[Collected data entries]
* Begin *

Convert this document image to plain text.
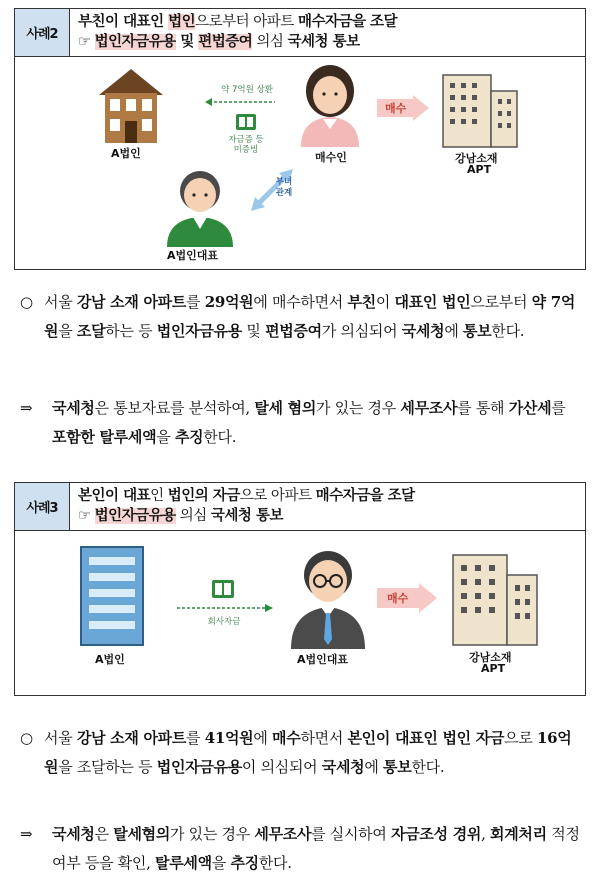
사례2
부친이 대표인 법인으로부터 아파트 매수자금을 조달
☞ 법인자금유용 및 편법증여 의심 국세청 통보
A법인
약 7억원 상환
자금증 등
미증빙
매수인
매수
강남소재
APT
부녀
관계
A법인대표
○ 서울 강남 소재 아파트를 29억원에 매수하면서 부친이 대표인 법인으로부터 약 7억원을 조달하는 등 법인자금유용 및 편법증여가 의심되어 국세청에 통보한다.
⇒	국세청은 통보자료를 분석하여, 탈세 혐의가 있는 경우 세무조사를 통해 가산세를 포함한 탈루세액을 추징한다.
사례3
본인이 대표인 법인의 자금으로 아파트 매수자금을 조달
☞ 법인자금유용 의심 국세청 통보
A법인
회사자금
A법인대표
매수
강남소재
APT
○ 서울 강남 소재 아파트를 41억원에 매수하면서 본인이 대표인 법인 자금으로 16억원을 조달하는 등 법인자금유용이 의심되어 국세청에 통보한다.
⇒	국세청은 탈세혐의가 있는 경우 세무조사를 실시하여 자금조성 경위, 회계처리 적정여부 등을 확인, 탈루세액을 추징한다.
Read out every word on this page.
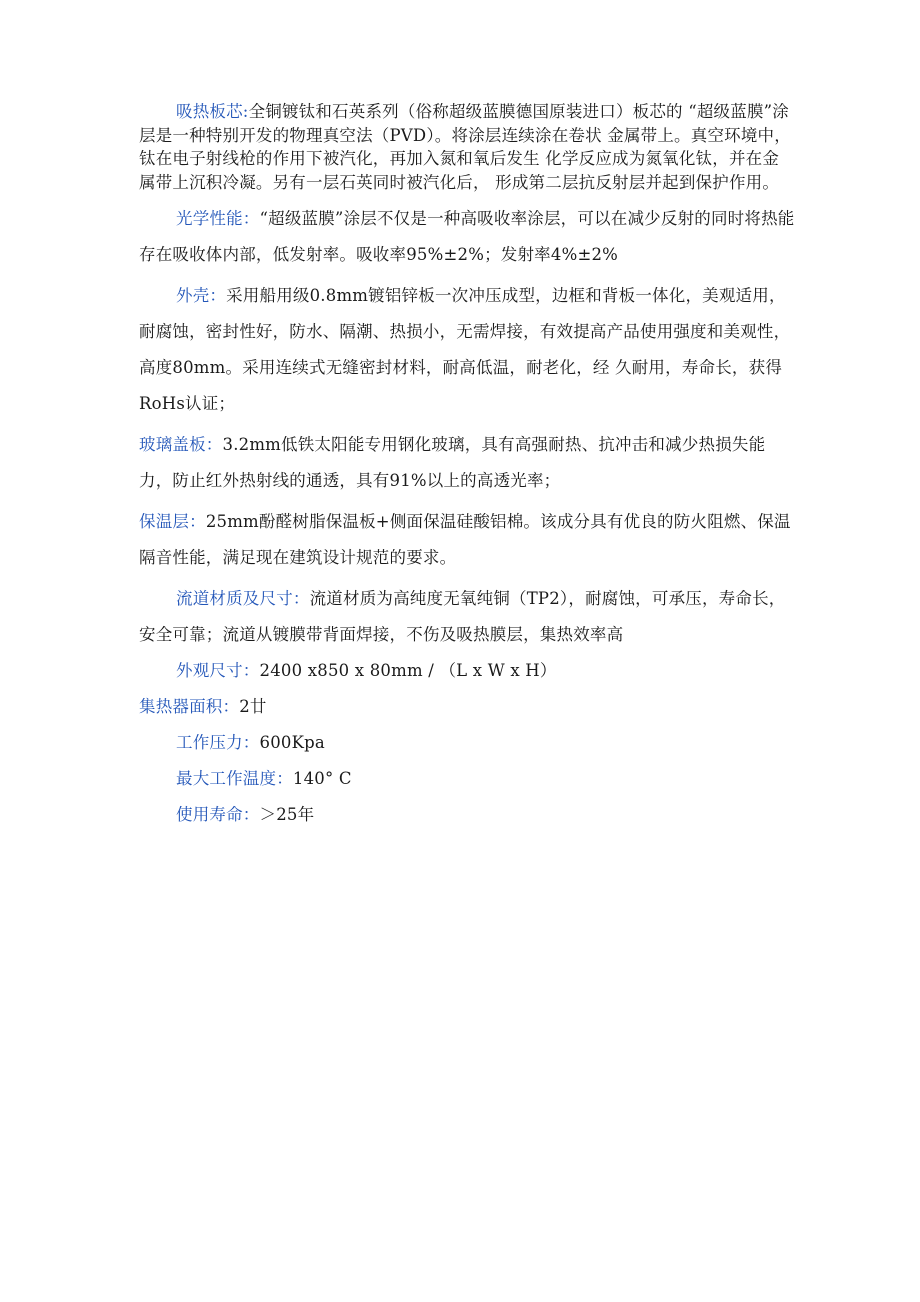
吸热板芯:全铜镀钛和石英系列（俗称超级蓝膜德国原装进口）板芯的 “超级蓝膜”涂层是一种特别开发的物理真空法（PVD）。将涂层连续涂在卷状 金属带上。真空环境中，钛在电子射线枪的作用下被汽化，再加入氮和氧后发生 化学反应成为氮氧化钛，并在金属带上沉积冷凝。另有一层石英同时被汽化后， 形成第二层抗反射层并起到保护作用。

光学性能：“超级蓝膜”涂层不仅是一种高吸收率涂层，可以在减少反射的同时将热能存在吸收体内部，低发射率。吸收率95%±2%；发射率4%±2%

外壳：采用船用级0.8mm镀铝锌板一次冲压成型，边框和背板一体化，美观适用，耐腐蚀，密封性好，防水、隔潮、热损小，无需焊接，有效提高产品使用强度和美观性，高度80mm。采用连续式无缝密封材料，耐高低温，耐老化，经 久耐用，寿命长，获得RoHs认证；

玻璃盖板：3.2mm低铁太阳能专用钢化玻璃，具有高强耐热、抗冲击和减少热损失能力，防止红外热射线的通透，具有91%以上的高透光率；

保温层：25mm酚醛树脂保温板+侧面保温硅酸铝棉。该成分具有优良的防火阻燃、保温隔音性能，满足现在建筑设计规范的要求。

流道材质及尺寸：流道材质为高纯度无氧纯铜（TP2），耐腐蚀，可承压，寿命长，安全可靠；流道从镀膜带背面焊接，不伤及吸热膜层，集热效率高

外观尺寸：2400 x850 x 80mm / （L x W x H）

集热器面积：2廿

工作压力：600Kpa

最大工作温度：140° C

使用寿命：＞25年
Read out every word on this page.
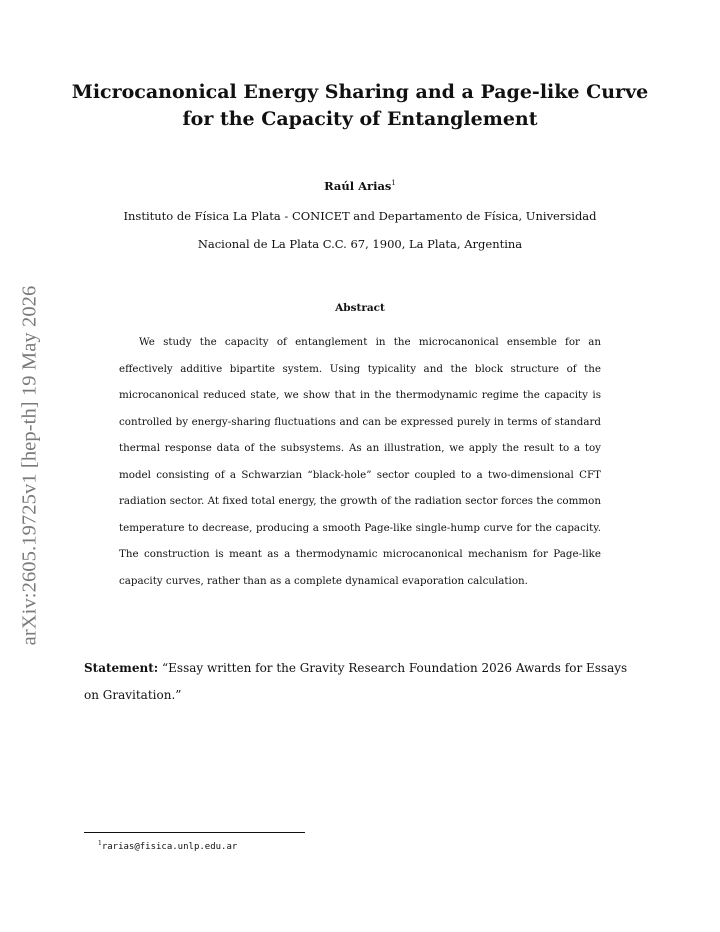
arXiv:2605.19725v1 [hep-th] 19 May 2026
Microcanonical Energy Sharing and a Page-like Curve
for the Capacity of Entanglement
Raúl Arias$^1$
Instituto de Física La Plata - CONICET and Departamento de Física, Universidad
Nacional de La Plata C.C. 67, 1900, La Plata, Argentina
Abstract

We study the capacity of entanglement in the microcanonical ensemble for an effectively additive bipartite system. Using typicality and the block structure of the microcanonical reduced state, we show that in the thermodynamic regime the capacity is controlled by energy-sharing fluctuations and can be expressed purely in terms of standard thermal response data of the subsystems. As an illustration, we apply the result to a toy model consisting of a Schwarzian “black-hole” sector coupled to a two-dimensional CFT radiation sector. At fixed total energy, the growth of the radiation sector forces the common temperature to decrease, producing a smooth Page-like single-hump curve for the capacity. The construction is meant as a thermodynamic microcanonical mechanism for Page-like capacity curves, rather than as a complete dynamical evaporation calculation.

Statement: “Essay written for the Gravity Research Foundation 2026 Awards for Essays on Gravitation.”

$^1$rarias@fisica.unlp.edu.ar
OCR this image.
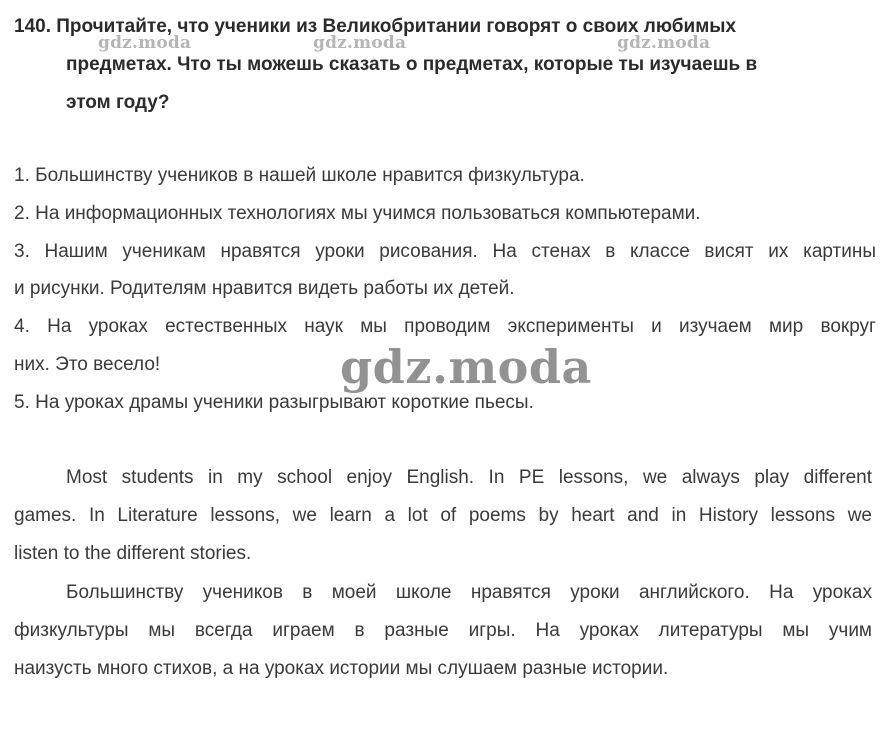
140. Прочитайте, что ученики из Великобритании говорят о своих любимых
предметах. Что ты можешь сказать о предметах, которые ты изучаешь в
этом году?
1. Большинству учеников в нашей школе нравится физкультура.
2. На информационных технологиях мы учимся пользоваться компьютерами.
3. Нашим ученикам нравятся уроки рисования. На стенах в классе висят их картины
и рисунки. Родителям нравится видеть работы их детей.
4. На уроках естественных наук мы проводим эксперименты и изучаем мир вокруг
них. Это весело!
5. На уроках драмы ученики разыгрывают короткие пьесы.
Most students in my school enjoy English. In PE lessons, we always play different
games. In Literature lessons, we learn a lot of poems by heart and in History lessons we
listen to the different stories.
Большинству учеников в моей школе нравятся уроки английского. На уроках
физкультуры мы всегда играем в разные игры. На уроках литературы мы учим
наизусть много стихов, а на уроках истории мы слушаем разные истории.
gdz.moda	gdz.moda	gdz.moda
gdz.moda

* End *

**WORK REQUIRED:**
Leave the images out, please, and restate each line word for word.

**RESULT OF THE EXERCISE:**
Convert this document image to plain text.
사례2
부친이 대표인 법인으로부터 아파트 매수자금을 조달
☞ 법인자금유용 및 편법증여 의심 국세청 통보
A법인
약 7억원 상환
자금증 등
미증빙
매수인
매수
강남소재
APT
부녀
관계
A법인대표
○ 서울 강남 소재 아파트를 29억원에 매수하면서 부친이 대표인 법인으로부터 약 7억원을 조달하는 등 법인자금유용 및 편법증여가 의심되어 국세청에 통보한다.
⇒	국세청은 통보자료를 분석하여, 탈세 혐의가 있는 경우 세무조사를 통해 가산세를 포함한 탈루세액을 추징한다.
사례3
본인이 대표인 법인의 자금으로 아파트 매수자금을 조달
☞ 법인자금유용 의심 국세청 통보
A법인
회사자금
A법인대표
매수
강남소재
APT
○ 서울 강남 소재 아파트를 41억원에 매수하면서 본인이 대표인 법인 자금으로 16억원을 조달하는 등 법인자금유용이 의심되어 국세청에 통보한다.
⇒	국세청은 탈세혐의가 있는 경우 세무조사를 실시하여 자금조성 경위, 회계처리 적정여부 등을 확인, 탈루세액을 추징한다.
Read out every word on this page.
吸热板芯:全铜镀钛和石英系列（俗称超级蓝膜德国原装进口）板芯的 “超级蓝膜”涂层是一种特别开发的物理真空法（PVD）。将涂层连续涂在卷状 金属带上。真空环境中，钛在电子射线枪的作用下被汽化，再加入氮和氧后发生 化学反应成为氮氧化钛，并在金属带上沉积冷凝。另有一层石英同时被汽化后， 形成第二层抗反射层并起到保护作用。

光学性能：“超级蓝膜”涂层不仅是一种高吸收率涂层，可以在减少反射的同时将热能存在吸收体内部，低发射率。吸收率95%±2%；发射率4%±2%

外壳：采用船用级0.8mm镀铝锌板一次冲压成型，边框和背板一体化，美观适用，耐腐蚀，密封性好，防水、隔潮、热损小，无需焊接，有效提高产品使用强度和美观性，高度80mm。采用连续式无缝密封材料，耐高低温，耐老化，经 久耐用，寿命长，获得RoHs认证；

玻璃盖板：3.2mm低铁太阳能专用钢化玻璃，具有高强耐热、抗冲击和减少热损失能力，防止红外热射线的通透，具有91%以上的高透光率；

保温层：25mm酚醛树脂保温板+侧面保温硅酸铝棉。该成分具有优良的防火阻燃、保温隔音性能，满足现在建筑设计规范的要求。

流道材质及尺寸：流道材质为高纯度无氧纯铜（TP2），耐腐蚀，可承压，寿命长，安全可靠；流道从镀膜带背面焊接，不伤及吸热膜层，集热效率高

外观尺寸：2400 x850 x 80mm / （L x W x H）

集热器面积：2廿

工作压力：600Kpa

最大工作温度：140° C

使用寿命：＞25年
Read out every word on this page.
arXiv:2605.19725v1 [hep-th] 19 May 2026
Microcanonical Energy Sharing and a Page-like Curve
for the Capacity of Entanglement
Raúl Arias$^1$
Instituto de Física La Plata - CONICET and Departamento de Física, Universidad
Nacional de La Plata C.C. 67, 1900, La Plata, Argentina
Abstract

We study the capacity of entanglement in the microcanonical ensemble for an effectively additive bipartite system. Using typicality and the block structure of the microcanonical reduced state, we show that in the thermodynamic regime the capacity is controlled by energy-sharing fluctuations and can be expressed purely in terms of standard thermal response data of the subsystems. As an illustration, we apply the result to a toy model consisting of a Schwarzian “black-hole” sector coupled to a two-dimensional CFT radiation sector. At fixed total energy, the growth of the radiation sector forces the common temperature to decrease, producing a smooth Page-like single-hump curve for the capacity. The construction is meant as a thermodynamic microcanonical mechanism for Page-like capacity curves, rather than as a complete dynamical evaporation calculation.

Statement: “Essay written for the Gravity Research Foundation 2026 Awards for Essays on Gravitation.”

$^1$rarias@fisica.unlp.edu.ar
OCR this image.
140. Прочитайте, что ученики из Великобритании говорят о своих любимых
предметах. Что ты можешь сказать о предметах, которые ты изучаешь в
этом году?
1. Большинству учеников в нашей школе нравится физкультура.
2. На информационных технологиях мы учимся пользоваться компьютерами.
3. Нашим ученикам нравятся уроки рисования. На стенах в классе висят их картины
и рисунки. Родителям нравится видеть работы их детей.
4. На уроках естественных наук мы проводим эксперименты и изучаем мир вокруг
них. Это весело!
5. На уроках драмы ученики разыгрывают короткие пьесы.
Most students in my school enjoy English. In PE lessons, we always play different
games. In Literature lessons, we learn a lot of poems by heart and in History lessons we
listen to the different stories.
Большинству учеников в моей школе нравятся уроки английского. На уроках
физкультуры мы всегда играем в разные игры. На уроках литературы мы учим
наизусть много стихов, а на уроках истории мы слушаем разные истории.
gdz.moda	gdz.moda	gdz.moda
gdz.moda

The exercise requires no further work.